Start DATASET

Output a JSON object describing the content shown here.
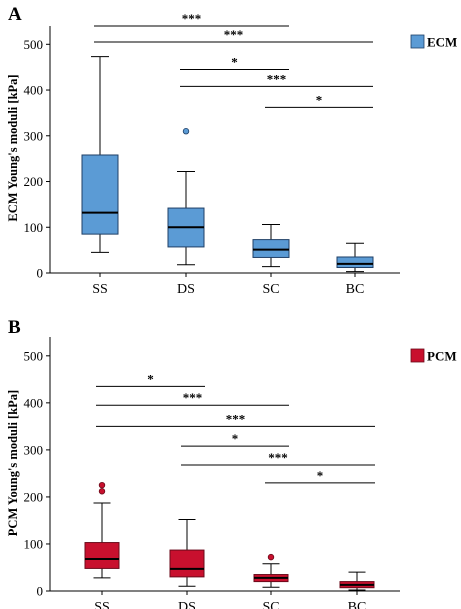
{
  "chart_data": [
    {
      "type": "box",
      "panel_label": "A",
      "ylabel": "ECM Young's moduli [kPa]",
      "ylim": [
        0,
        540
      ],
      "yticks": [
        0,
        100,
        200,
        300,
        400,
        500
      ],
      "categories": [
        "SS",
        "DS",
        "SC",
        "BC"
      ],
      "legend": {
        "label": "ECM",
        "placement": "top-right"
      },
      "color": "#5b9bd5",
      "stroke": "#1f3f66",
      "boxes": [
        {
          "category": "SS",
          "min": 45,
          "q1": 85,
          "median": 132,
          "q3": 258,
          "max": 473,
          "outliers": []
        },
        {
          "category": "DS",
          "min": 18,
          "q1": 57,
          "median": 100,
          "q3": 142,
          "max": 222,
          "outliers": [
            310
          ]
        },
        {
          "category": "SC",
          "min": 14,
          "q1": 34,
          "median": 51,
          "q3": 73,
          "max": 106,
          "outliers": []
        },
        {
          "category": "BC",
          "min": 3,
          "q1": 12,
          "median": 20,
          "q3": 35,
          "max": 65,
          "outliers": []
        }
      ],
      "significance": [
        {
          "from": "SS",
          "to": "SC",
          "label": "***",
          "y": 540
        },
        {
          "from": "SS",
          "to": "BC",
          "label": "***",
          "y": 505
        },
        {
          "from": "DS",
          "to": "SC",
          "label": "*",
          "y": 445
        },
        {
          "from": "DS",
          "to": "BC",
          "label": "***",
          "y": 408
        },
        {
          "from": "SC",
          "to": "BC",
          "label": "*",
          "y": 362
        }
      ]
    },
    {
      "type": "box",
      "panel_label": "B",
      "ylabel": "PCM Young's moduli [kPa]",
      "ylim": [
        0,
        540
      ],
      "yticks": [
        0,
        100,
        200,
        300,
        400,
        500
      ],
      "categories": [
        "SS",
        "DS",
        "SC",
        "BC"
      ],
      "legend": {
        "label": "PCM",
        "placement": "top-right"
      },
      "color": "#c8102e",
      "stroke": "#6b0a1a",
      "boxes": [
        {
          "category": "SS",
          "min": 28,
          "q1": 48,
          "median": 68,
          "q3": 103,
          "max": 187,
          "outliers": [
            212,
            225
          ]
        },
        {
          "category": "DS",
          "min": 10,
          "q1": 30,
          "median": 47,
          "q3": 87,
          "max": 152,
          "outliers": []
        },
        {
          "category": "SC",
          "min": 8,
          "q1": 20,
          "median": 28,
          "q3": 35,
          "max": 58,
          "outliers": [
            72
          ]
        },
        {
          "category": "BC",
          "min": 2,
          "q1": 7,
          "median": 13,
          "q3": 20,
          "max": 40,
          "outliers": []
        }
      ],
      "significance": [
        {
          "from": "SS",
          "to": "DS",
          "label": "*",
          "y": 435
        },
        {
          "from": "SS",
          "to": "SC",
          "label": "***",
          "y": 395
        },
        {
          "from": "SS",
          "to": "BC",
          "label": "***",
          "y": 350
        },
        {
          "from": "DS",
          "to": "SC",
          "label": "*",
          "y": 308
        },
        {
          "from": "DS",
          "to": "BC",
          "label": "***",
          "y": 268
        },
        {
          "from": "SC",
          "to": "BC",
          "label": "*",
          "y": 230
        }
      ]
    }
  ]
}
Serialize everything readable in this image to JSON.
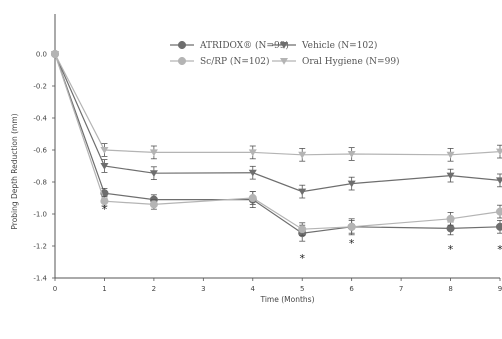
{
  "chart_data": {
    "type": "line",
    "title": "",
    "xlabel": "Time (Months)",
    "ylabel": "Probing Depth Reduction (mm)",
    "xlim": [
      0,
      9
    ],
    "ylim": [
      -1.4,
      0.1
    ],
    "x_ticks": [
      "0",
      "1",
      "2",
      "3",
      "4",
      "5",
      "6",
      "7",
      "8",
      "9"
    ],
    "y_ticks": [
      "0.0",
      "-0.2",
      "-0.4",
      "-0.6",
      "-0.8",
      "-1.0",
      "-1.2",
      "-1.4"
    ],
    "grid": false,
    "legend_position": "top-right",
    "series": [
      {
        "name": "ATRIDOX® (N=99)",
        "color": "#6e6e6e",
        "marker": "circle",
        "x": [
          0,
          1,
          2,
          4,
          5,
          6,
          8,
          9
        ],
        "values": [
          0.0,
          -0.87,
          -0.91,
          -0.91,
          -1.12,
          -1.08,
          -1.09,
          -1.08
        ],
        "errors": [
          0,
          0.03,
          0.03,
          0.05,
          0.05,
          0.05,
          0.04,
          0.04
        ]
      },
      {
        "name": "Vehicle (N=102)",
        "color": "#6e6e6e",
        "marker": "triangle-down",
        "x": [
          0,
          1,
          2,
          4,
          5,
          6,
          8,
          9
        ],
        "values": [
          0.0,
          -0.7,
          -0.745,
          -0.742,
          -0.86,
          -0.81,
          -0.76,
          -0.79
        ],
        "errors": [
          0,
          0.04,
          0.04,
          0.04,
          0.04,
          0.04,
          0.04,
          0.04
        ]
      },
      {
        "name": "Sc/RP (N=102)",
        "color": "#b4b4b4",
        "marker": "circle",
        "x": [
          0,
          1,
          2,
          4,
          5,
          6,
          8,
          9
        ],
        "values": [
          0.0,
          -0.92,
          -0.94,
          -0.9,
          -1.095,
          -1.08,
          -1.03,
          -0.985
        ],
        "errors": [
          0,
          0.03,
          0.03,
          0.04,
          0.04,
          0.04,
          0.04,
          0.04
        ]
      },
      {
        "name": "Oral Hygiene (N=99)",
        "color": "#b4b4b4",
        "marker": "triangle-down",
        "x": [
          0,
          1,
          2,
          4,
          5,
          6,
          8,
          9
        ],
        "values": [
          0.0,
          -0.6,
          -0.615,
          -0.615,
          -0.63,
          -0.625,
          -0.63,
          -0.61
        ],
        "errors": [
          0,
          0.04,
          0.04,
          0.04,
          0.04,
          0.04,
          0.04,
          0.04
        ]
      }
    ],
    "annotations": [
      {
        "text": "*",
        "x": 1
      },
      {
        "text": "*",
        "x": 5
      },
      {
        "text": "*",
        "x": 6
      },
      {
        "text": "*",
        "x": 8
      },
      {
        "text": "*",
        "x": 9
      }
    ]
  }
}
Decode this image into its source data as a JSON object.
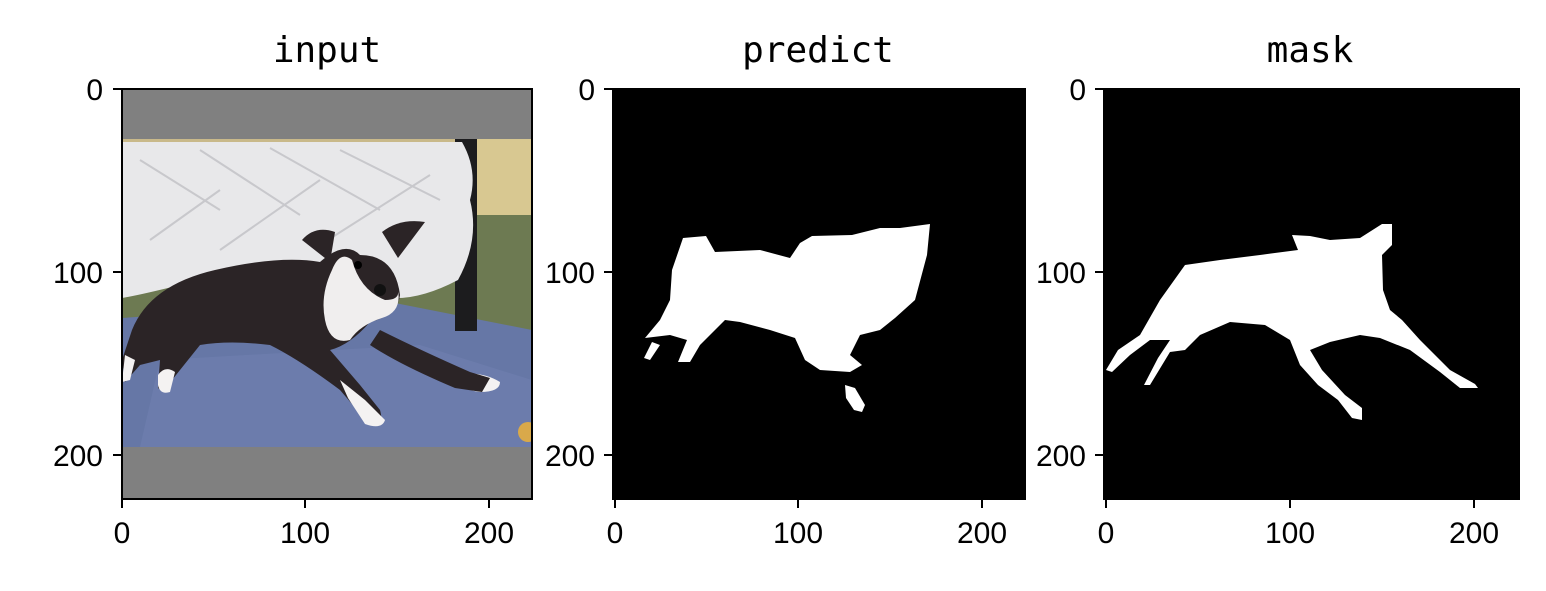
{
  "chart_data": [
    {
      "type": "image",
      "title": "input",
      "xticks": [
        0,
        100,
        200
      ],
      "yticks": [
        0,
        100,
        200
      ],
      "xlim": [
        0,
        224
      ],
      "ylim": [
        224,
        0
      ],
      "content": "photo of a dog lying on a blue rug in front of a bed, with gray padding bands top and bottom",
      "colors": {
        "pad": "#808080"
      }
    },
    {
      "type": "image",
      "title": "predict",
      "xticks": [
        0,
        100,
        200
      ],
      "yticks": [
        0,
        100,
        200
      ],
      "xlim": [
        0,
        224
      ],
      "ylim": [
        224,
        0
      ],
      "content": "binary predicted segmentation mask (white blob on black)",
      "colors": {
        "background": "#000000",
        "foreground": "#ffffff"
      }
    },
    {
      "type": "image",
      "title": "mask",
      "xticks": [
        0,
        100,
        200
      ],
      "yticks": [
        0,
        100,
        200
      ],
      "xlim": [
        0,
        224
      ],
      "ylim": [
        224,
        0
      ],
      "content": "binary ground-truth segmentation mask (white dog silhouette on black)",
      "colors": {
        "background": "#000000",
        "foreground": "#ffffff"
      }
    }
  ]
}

End DATASET

The pictures should not be reproduced; quote all of the other material exactly.

Output a JSON object describing the content shown here.
{
  "chart_data": [
    {
      "type": "box",
      "panel_label": "A",
      "ylabel": "ECM Young's moduli [kPa]",
      "ylim": [
        0,
        540
      ],
      "yticks": [
        0,
        100,
        200,
        300,
        400,
        500
      ],
      "categories": [
        "SS",
        "DS",
        "SC",
        "BC"
      ],
      "legend": {
        "label": "ECM",
        "placement": "top-right"
      },
      "color": "#5b9bd5",
      "stroke": "#1f3f66",
      "boxes": [
        {
          "category": "SS",
          "min": 45,
          "q1": 85,
          "median": 132,
          "q3": 258,
          "max": 473,
          "outliers": []
        },
        {
          "category": "DS",
          "min": 18,
          "q1": 57,
          "median": 100,
          "q3": 142,
          "max": 222,
          "outliers": [
            310
          ]
        },
        {
          "category": "SC",
          "min": 14,
          "q1": 34,
          "median": 51,
          "q3": 73,
          "max": 106,
          "outliers": []
        },
        {
          "category": "BC",
          "min": 3,
          "q1": 12,
          "median": 20,
          "q3": 35,
          "max": 65,
          "outliers": []
        }
      ],
      "significance": [
        {
          "from": "SS",
          "to": "SC",
          "label": "***",
          "y": 540
        },
        {
          "from": "SS",
          "to": "BC",
          "label": "***",
          "y": 505
        },
        {
          "from": "DS",
          "to": "SC",
          "label": "*",
          "y": 445
        },
        {
          "from": "DS",
          "to": "BC",
          "label": "***",
          "y": 408
        },
        {
          "from": "SC",
          "to": "BC",
          "label": "*",
          "y": 362
        }
      ]
    },
    {
      "type": "box",
      "panel_label": "B",
      "ylabel": "PCM Young's moduli [kPa]",
      "ylim": [
        0,
        540
      ],
      "yticks": [
        0,
        100,
        200,
        300,
        400,
        500
      ],
      "categories": [
        "SS",
        "DS",
        "SC",
        "BC"
      ],
      "legend": {
        "label": "PCM",
        "placement": "top-right"
      },
      "color": "#c8102e",
      "stroke": "#6b0a1a",
      "boxes": [
        {
          "category": "SS",
          "min": 28,
          "q1": 48,
          "median": 68,
          "q3": 103,
          "max": 187,
          "outliers": [
            212,
            225
          ]
        },
        {
          "category": "DS",
          "min": 10,
          "q1": 30,
          "median": 47,
          "q3": 87,
          "max": 152,
          "outliers": []
        },
        {
          "category": "SC",
          "min": 8,
          "q1": 20,
          "median": 28,
          "q3": 35,
          "max": 58,
          "outliers": [
            72
          ]
        },
        {
          "category": "BC",
          "min": 2,
          "q1": 7,
          "median": 13,
          "q3": 20,
          "max": 40,
          "outliers": []
        }
      ],
      "significance": [
        {
          "from": "SS",
          "to": "DS",
          "label": "*",
          "y": 435
        },
        {
          "from": "SS",
          "to": "SC",
          "label": "***",
          "y": 395
        },
        {
          "from": "SS",
          "to": "BC",
          "label": "***",
          "y": 350
        },
        {
          "from": "DS",
          "to": "SC",
          "label": "*",
          "y": 308
        },
        {
          "from": "DS",
          "to": "BC",
          "label": "***",
          "y": 268
        },
        {
          "from": "SC",
          "to": "BC",
          "label": "*",
          "y": 230
        }
      ]
    }
  ]
}
Serialize everything readable in this image to JSON.
{
  "chart_data": {
    "type": "line",
    "title": "",
    "xlabel": "Time (Months)",
    "ylabel": "Probing Depth Reduction (mm)",
    "xlim": [
      0,
      9
    ],
    "ylim": [
      -1.4,
      0.1
    ],
    "x_ticks": [
      "0",
      "1",
      "2",
      "3",
      "4",
      "5",
      "6",
      "7",
      "8",
      "9"
    ],
    "y_ticks": [
      "0.0",
      "-0.2",
      "-0.4",
      "-0.6",
      "-0.8",
      "-1.0",
      "-1.2",
      "-1.4"
    ],
    "grid": false,
    "legend_position": "top-right",
    "series": [
      {
        "name": "ATRIDOX® (N=99)",
        "color": "#6e6e6e",
        "marker": "circle",
        "x": [
          0,
          1,
          2,
          4,
          5,
          6,
          8,
          9
        ],
        "values": [
          0.0,
          -0.87,
          -0.91,
          -0.91,
          -1.12,
          -1.08,
          -1.09,
          -1.08
        ],
        "errors": [
          0,
          0.03,
          0.03,
          0.05,
          0.05,
          0.05,
          0.04,
          0.04
        ]
      },
      {
        "name": "Vehicle (N=102)",
        "color": "#6e6e6e",
        "marker": "triangle-down",
        "x": [
          0,
          1,
          2,
          4,
          5,
          6,
          8,
          9
        ],
        "values": [
          0.0,
          -0.7,
          -0.745,
          -0.742,
          -0.86,
          -0.81,
          -0.76,
          -0.79
        ],
        "errors": [
          0,
          0.04,
          0.04,
          0.04,
          0.04,
          0.04,
          0.04,
          0.04
        ]
      },
      {
        "name": "Sc/RP (N=102)",
        "color": "#b4b4b4",
        "marker": "circle",
        "x": [
          0,
          1,
          2,
          4,
          5,
          6,
          8,
          9
        ],
        "values": [
          0.0,
          -0.92,
          -0.94,
          -0.9,
          -1.095,
          -1.08,
          -1.03,
          -0.985
        ],
        "errors": [
          0,
          0.03,
          0.03,
          0.04,
          0.04,
          0.04,
          0.04,
          0.04
        ]
      },
      {
        "name": "Oral Hygiene (N=99)",
        "color": "#b4b4b4",
        "marker": "triangle-down",
        "x": [
          0,
          1,
          2,
          4,
          5,
          6,
          8,
          9
        ],
        "values": [
          0.0,
          -0.6,
          -0.615,
          -0.615,
          -0.63,
          -0.625,
          -0.63,
          -0.61
        ],
        "errors": [
          0,
          0.04,
          0.04,
          0.04,
          0.04,
          0.04,
          0.04,
          0.04
        ]
      }
    ],
    "annotations": [
      {
        "text": "*",
        "x": 1
      },
      {
        "text": "*",
        "x": 5
      },
      {
        "text": "*",
        "x": 6
      },
      {
        "text": "*",
        "x": 8
      },
      {
        "text": "*",
        "x": 9
      }
    ]
  }
}
Decode this image into its source data as a JSON object.
{
  "chart_data": [
    {
      "type": "image",
      "title": "input",
      "xticks": [
        0,
        100,
        200
      ],
      "yticks": [
        0,
        100,
        200
      ],
      "xlim": [
        0,
        224
      ],
      "ylim": [
        224,
        0
      ],
      "content": "photo of a dog lying on a blue rug in front of a bed, with gray padding bands top and bottom",
      "colors": {
        "pad": "#808080"
      }
    },
    {
      "type": "image",
      "title": "predict",
      "xticks": [
        0,
        100,
        200
      ],
      "yticks": [
        0,
        100,
        200
      ],
      "xlim": [
        0,
        224
      ],
      "ylim": [
        224,
        0
      ],
      "content": "binary predicted segmentation mask (white blob on black)",
      "colors": {
        "background": "#000000",
        "foreground": "#ffffff"
      }
    },
    {
      "type": "image",
      "title": "mask",
      "xticks": [
        0,
        100,
        200
      ],
      "yticks": [
        0,
        100,
        200
      ],
      "xlim": [
        0,
        224
      ],
      "ylim": [
        224,
        0
      ],
      "content": "binary ground-truth segmentation mask (white dog silhouette on black)",
      "colors": {
        "background": "#000000",
        "foreground": "#ffffff"
      }
    }
  ]
}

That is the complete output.